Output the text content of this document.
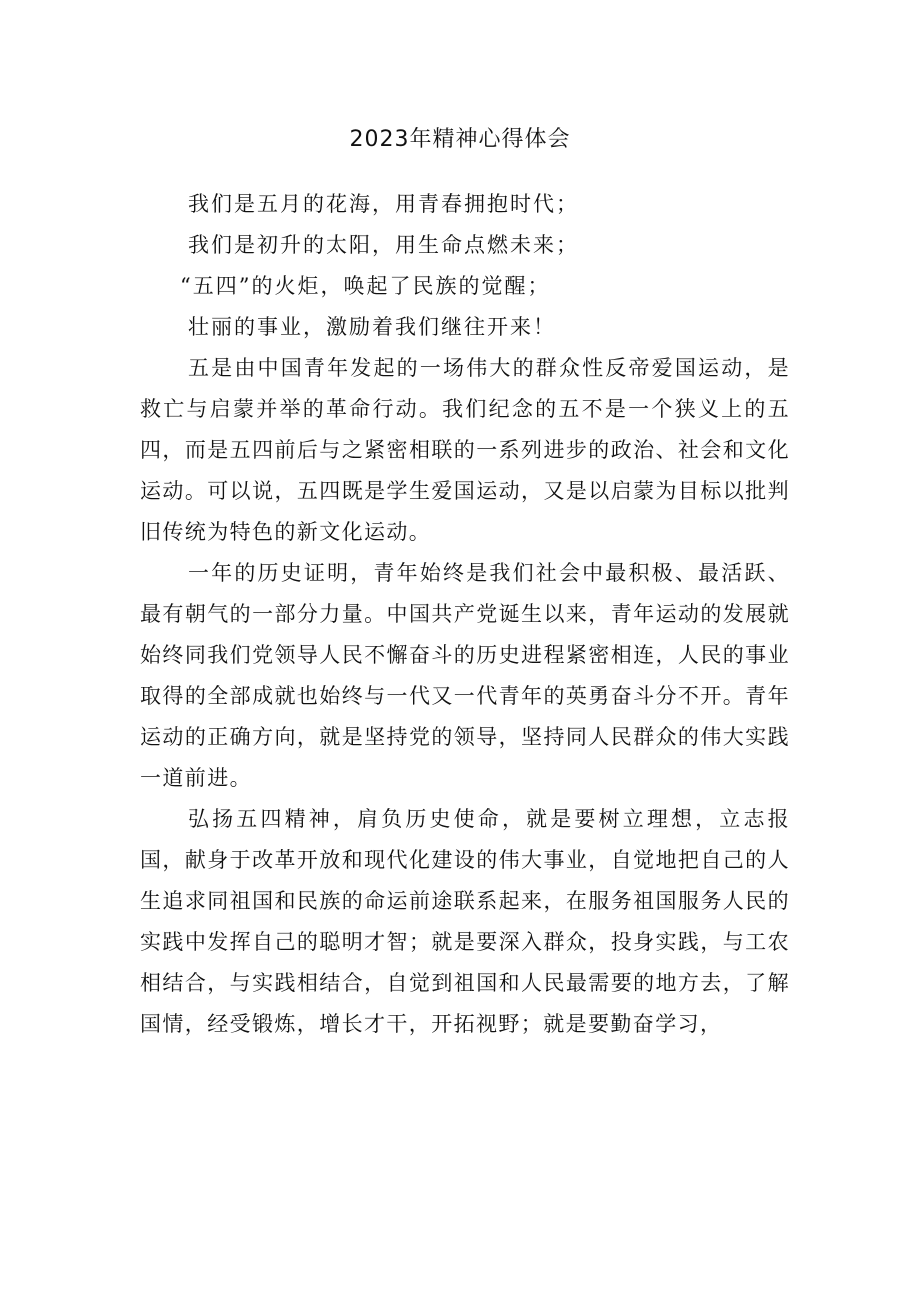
2023年精神心得体会

我们是五月的花海，用青春拥抱时代；

我们是初升的太阳，用生命点燃未来；

“五四”的火炬，唤起了民族的觉醒；

壮丽的事业，激励着我们继往开来！

五是由中国青年发起的一场伟大的群众性反帝爱国运动，是救亡与启蒙并举的革命行动。我们纪念的五不是一个狭义上的五四，而是五四前后与之紧密相联的一系列进步的政治、社会和文化运动。可以说，五四既是学生爱国运动，又是以启蒙为目标以批判旧传统为特色的新文化运动。

一年的历史证明，青年始终是我们社会中最积极、最活跃、最有朝气的一部分力量。中国共产党诞生以来，青年运动的发展就始终同我们党领导人民不懈奋斗的历史进程紧密相连，人民的事业取得的全部成就也始终与一代又一代青年的英勇奋斗分不开。青年运动的正确方向，就是坚持党的领导，坚持同人民群众的伟大实践一道前进。

弘扬五四精神，肩负历史使命，就是要树立理想，立志报国，献身于改革开放和现代化建设的伟大事业，自觉地把自己的人生追求同祖国和民族的命运前途联系起来，在服务祖国服务人民的实践中发挥自己的聪明才智；就是要深入群众，投身实践，与工农相结合，与实践相结合，自觉到祖国和人民最需要的地方去，了解国情，经受锻炼，增长才干，开拓视野；就是要勤奋学习，
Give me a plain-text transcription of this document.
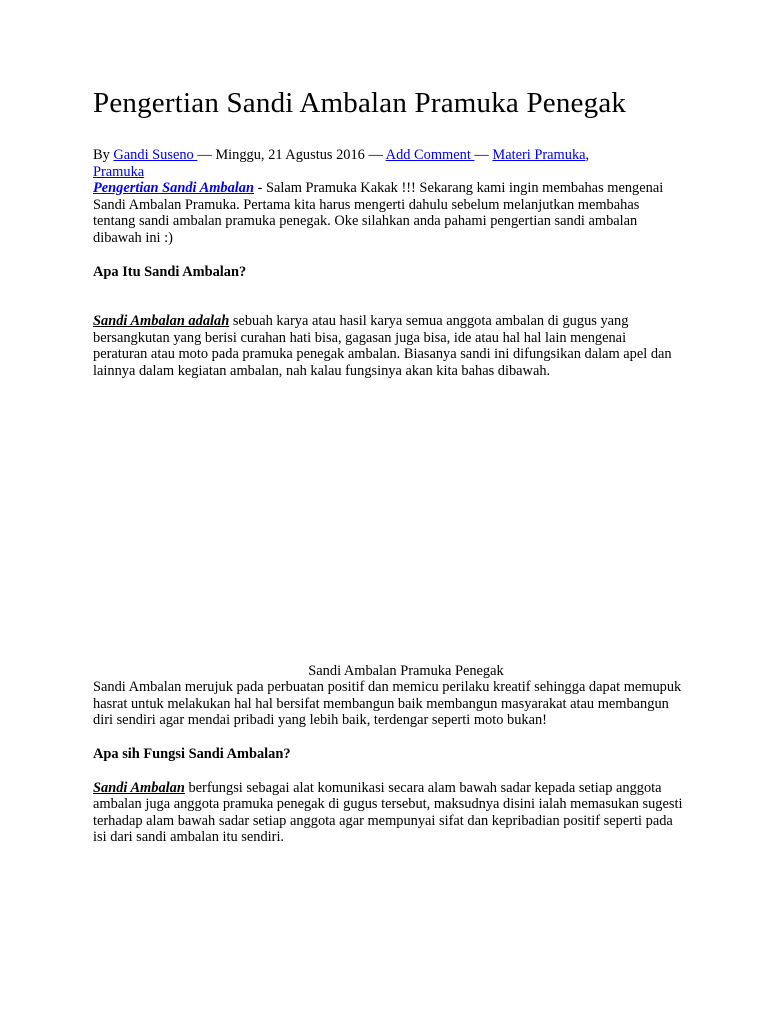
Pengertian Sandi Ambalan Pramuka Penegak

By Gandi Suseno — Minggu, 21 Agustus 2016 — Add Comment — Materi Pramuka,
Pramuka

Pengertian Sandi Ambalan - Salam Pramuka Kakak !!! Sekarang kami ingin membahas mengenai Sandi Ambalan Pramuka. Pertama kita harus mengerti dahulu sebelum melanjutkan membahas tentang sandi ambalan pramuka penegak. Oke silahkan anda pahami pengertian sandi ambalan dibawah ini :)

Apa Itu Sandi Ambalan?

Sandi Ambalan adalah sebuah karya atau hasil karya semua anggota ambalan di gugus yang bersangkutan yang berisi curahan hati bisa, gagasan juga bisa, ide atau hal hal lain mengenai peraturan atau moto pada pramuka penegak ambalan. Biasanya sandi ini difungsikan dalam apel dan lainnya dalam kegiatan ambalan, nah kalau fungsinya akan kita bahas dibawah.

Sandi Ambalan Pramuka Penegak

Sandi Ambalan merujuk pada perbuatan positif dan memicu perilaku kreatif sehingga dapat memupuk hasrat untuk melakukan hal hal bersifat membangun baik membangun masyarakat atau membangun diri sendiri agar mendai pribadi yang lebih baik, terdengar seperti moto bukan!

Apa sih Fungsi Sandi Ambalan?

Sandi Ambalan berfungsi sebagai alat komunikasi secara alam bawah sadar kepada setiap anggota ambalan juga anggota pramuka penegak di gugus tersebut, maksudnya disini ialah memasukan sugesti terhadap alam bawah sadar setiap anggota agar mempunyai sifat dan kepribadian positif seperti pada isi dari sandi ambalan itu sendiri.
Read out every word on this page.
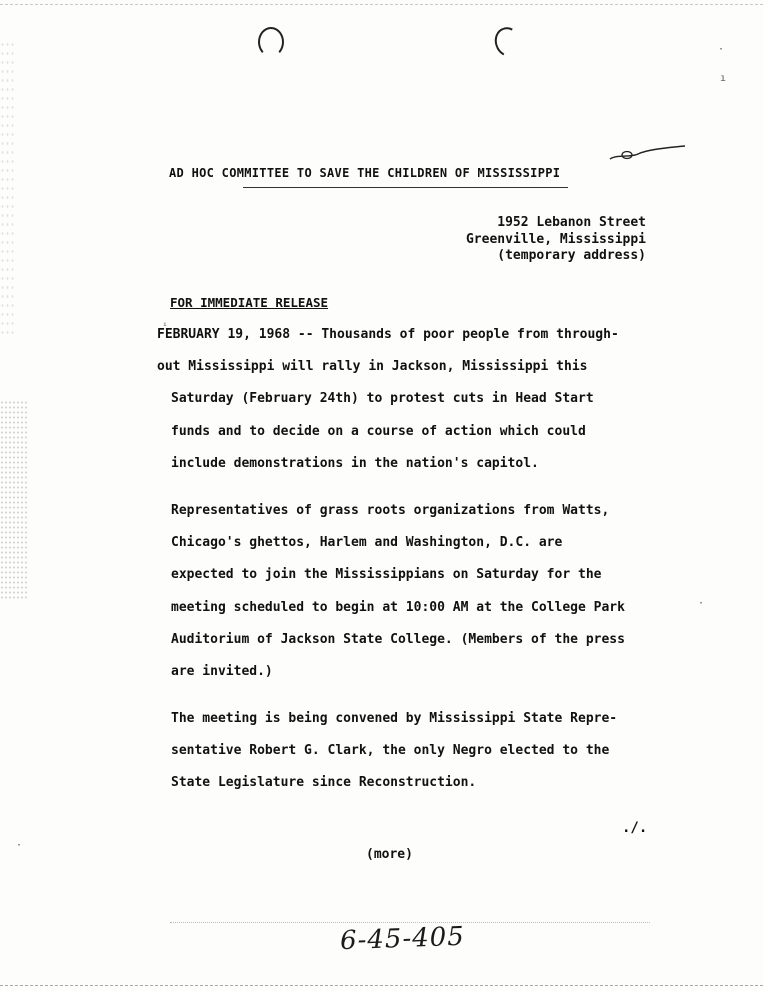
·
ı
ᵢ
·
·
AD HOC COMMITTEE TO SAVE THE CHILDREN OF MISSISSIPPI
1952 Lebanon Street
Greenville, Mississippi
(temporary address)
FOR IMMEDIATE RELEASE
FEBRUARY 19, 1968 -- Thousands of poor people from through-
out Mississippi will rally in Jackson, Mississippi this
Saturday (February 24th) to protest cuts in Head Start
funds and to decide on a course of action which could
include demonstrations in the nation's capitol.
Representatives of grass roots organizations from Watts,
Chicago's ghettos, Harlem and Washington, D.C. are
expected to join the Mississippians on Saturday for the
meeting scheduled to begin at 10:00 AM at the College Park
Auditorium of Jackson State College. (Members of the press
are invited.)
The meeting is being convened by Mississippi State Repre-
sentative Robert G. Clark, the only Negro elected to the
State Legislature since Reconstruction.
./.
(more)
6-45-405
• • •
WORK REQUIRED: Return every line from the records above that holds the word "Pengertian".

ANSWER BELOW:
Pengertian Sandi Ambalan Pramuka Penegak
Pengertian Sandi Ambalan - Salam Pramuka Kakak !!! Sekarang kami ingin membahas mengenai Sandi Ambalan Pramuka. Pertama kita harus mengerti dahulu sebelum melanjutkan membahas tentang sandi ambalan pramuka penegak. Oke silahkan anda pahami pengertian sandi ambalan dibawah ini :)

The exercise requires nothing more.